Records for the exercise –
+++
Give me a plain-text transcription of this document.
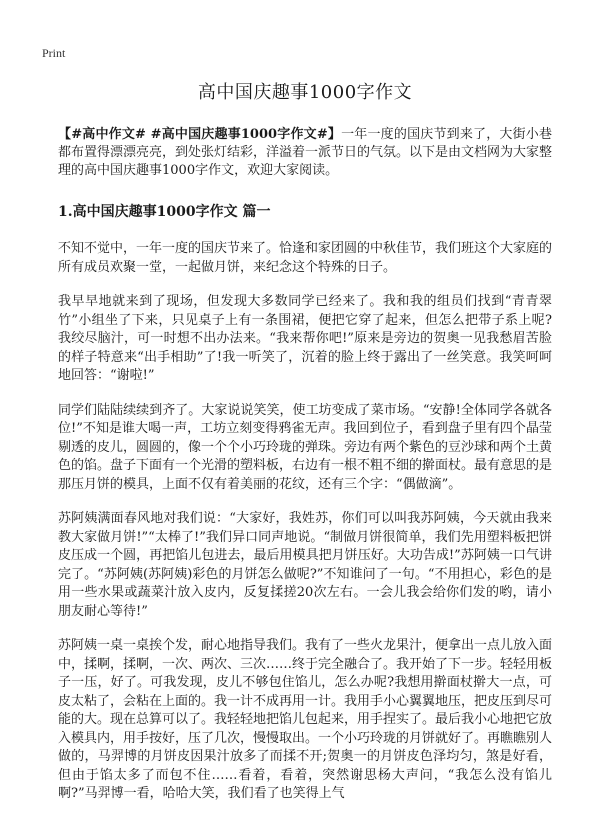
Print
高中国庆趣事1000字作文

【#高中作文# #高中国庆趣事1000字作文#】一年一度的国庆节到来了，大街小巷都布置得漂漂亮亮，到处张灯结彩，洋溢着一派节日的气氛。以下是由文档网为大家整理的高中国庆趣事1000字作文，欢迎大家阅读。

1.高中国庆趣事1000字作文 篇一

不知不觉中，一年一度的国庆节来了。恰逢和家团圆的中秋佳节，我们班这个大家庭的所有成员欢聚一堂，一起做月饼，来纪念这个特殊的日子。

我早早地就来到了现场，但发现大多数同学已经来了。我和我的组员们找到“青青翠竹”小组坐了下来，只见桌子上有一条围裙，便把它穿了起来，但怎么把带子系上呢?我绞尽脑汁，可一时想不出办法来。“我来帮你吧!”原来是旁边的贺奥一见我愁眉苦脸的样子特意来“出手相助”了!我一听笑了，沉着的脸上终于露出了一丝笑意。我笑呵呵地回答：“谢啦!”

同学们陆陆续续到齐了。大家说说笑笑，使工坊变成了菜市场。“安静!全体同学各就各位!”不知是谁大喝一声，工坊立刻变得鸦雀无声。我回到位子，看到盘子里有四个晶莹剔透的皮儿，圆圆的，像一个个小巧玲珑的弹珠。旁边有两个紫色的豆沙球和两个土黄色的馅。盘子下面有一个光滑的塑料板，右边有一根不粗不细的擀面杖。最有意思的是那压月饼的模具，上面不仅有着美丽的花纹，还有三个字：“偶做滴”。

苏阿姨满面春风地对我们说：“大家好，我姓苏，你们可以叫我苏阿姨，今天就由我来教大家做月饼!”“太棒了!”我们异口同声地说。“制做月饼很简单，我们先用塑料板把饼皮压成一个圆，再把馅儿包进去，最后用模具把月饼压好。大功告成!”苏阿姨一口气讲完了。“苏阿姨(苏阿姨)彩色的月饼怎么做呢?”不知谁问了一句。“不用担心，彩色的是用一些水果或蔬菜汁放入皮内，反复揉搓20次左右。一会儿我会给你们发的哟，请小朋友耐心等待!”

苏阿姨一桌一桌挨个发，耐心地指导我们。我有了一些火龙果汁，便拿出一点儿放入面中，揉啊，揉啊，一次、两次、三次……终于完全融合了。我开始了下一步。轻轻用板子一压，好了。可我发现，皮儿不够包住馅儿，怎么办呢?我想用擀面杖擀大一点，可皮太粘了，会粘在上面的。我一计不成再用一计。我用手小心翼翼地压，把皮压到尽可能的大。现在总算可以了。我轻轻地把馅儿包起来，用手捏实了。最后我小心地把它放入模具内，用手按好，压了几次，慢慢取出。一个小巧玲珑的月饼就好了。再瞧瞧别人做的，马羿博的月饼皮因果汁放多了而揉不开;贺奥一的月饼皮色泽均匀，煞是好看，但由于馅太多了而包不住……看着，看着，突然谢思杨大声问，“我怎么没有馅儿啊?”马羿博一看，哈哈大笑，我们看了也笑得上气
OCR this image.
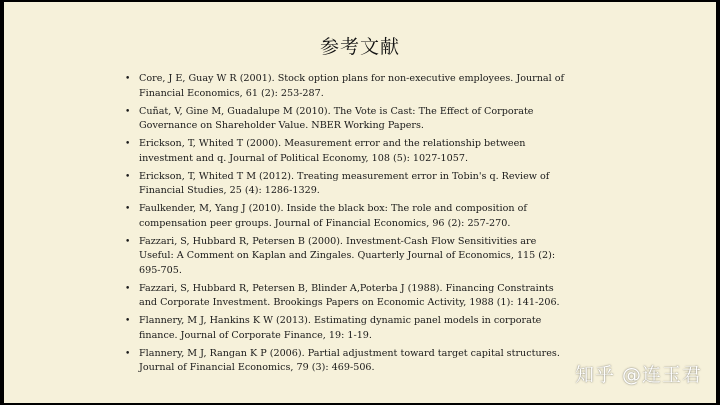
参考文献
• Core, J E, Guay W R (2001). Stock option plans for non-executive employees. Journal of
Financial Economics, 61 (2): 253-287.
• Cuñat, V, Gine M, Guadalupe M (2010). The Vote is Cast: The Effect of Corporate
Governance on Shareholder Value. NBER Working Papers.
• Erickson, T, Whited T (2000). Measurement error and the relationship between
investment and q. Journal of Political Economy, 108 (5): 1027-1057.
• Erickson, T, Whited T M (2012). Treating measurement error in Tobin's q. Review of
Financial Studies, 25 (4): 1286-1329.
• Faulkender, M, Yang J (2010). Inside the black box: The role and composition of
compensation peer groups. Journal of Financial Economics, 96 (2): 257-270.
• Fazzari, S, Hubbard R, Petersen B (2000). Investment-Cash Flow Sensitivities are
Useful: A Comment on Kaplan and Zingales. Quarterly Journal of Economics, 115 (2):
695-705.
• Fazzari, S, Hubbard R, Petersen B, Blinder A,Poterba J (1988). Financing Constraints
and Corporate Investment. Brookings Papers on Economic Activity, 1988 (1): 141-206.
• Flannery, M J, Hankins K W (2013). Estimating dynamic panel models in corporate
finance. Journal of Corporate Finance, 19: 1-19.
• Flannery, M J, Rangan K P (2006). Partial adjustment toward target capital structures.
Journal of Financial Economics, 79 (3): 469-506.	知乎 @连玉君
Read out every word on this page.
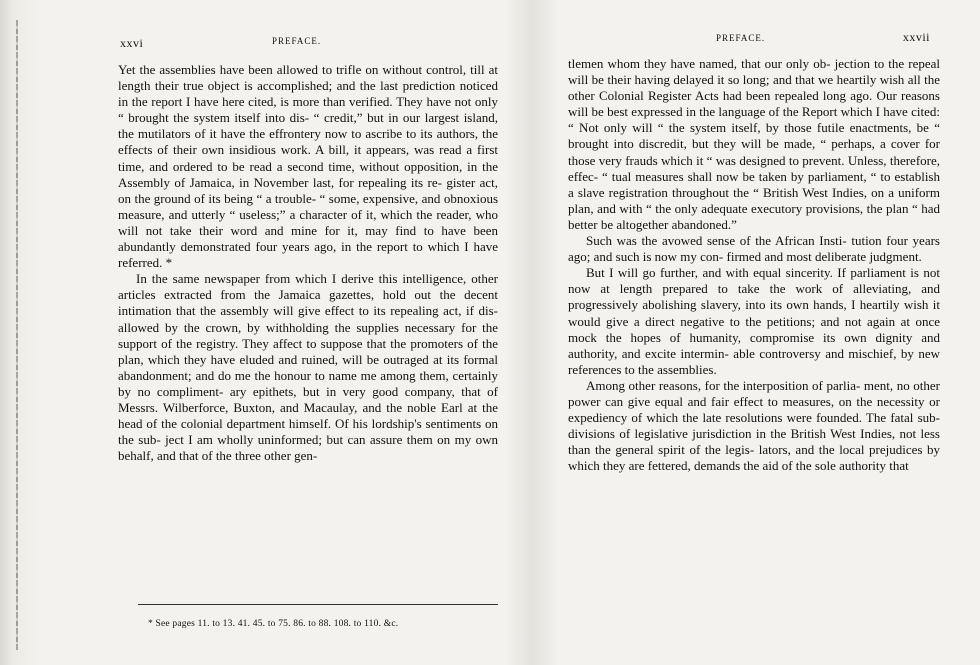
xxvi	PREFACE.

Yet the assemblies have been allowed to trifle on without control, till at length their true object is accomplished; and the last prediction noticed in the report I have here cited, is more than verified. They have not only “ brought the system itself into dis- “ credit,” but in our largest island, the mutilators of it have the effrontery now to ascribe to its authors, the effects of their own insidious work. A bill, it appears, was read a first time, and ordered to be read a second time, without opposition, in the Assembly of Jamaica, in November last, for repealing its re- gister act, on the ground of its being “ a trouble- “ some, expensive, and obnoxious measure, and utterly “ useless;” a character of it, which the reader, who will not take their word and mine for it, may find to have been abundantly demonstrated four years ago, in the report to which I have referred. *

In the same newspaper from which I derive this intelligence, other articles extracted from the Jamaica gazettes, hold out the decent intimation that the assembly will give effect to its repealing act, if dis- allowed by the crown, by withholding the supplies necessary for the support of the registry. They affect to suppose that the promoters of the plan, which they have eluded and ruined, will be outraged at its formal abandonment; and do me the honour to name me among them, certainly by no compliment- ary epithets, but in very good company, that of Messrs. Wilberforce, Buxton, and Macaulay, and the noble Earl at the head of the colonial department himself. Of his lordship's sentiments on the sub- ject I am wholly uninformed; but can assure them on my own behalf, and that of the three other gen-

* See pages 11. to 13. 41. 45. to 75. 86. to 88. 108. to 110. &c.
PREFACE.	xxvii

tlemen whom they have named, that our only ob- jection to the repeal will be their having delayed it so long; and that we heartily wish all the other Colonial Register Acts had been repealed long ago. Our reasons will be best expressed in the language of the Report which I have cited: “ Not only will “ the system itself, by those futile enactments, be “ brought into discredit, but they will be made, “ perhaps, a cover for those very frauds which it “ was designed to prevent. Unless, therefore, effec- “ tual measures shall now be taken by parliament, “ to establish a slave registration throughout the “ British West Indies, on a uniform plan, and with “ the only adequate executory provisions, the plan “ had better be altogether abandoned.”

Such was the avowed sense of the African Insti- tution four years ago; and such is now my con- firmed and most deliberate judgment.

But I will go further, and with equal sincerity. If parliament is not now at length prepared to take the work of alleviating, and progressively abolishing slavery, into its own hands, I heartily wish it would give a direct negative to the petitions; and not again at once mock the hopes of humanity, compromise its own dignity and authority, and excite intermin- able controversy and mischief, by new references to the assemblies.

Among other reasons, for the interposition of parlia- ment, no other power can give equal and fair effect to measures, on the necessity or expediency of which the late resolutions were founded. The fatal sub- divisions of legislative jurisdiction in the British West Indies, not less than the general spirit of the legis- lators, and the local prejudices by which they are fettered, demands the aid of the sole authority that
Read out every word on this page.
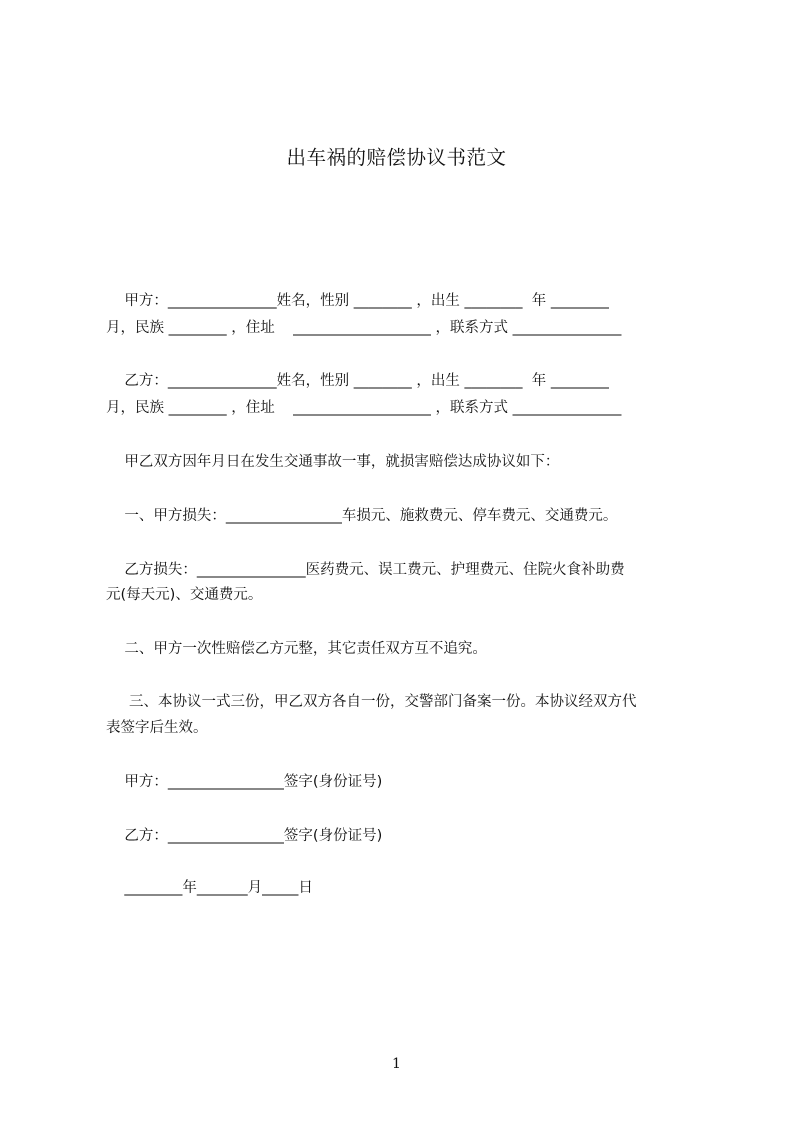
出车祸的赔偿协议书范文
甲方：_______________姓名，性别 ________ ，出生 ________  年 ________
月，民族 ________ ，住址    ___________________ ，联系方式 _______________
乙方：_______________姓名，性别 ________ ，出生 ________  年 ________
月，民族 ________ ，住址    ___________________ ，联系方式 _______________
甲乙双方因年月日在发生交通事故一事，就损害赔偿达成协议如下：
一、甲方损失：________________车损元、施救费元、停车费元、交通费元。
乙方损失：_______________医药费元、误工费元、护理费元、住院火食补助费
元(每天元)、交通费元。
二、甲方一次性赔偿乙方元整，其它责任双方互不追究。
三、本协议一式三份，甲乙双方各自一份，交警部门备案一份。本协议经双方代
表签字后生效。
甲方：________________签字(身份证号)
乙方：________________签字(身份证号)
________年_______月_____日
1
+++
Requirement – Extract all lines containing the word "other".

Solution for this task –
In the same newspaper from which I derive this intelligence, other articles extracted from the Jamaica gazettes, hold out the decent intimation that the assembly will give effect to its repealing act, if dis- allowed by the crown, by withholding the supplies necessary for the support of the registry. They affect to suppose that the promoters of the plan, which they have eluded and ruined, will be outraged at its formal abandonment; and do me the honour to name me among them, certainly by no compliment- ary epithets, but in very good company, that of Messrs. Wilberforce, Buxton, and Macaulay, and the noble Earl at the head of the colonial department himself. Of his lordship's sentiments on the sub- ject I am wholly uninformed; but can assure them on my own behalf, and that of the three other gen-
tlemen whom they have named, that our only ob- jection to the repeal will be their having delayed it so long; and that we heartily wish all the other Colonial Register Acts had been repealed long ago. Our reasons will be best expressed in the language of the Report which I have cited: “ Not only will “ the system itself, by those futile enactments, be “ brought into discredit, but they will be made, “ perhaps, a cover for those very frauds which it “ was designed to prevent. Unless, therefore, effec- “ tual measures shall now be taken by parliament, “ to establish a slave registration throughout the “ British West Indies, on a uniform plan, and with “ the only adequate executory provisions, the plan “ had better be altogether abandoned.”
Among other reasons, for the interposition of parlia- ment, no other power can give equal and fair effect to measures, on the necessity or expediency of which the late resolutions were founded. The fatal sub- divisions of legislative jurisdiction in the British West Indies, not less than the general spirit of the legis- lators, and the local prejudices by which they are fettered, demands the aid of the sole authority that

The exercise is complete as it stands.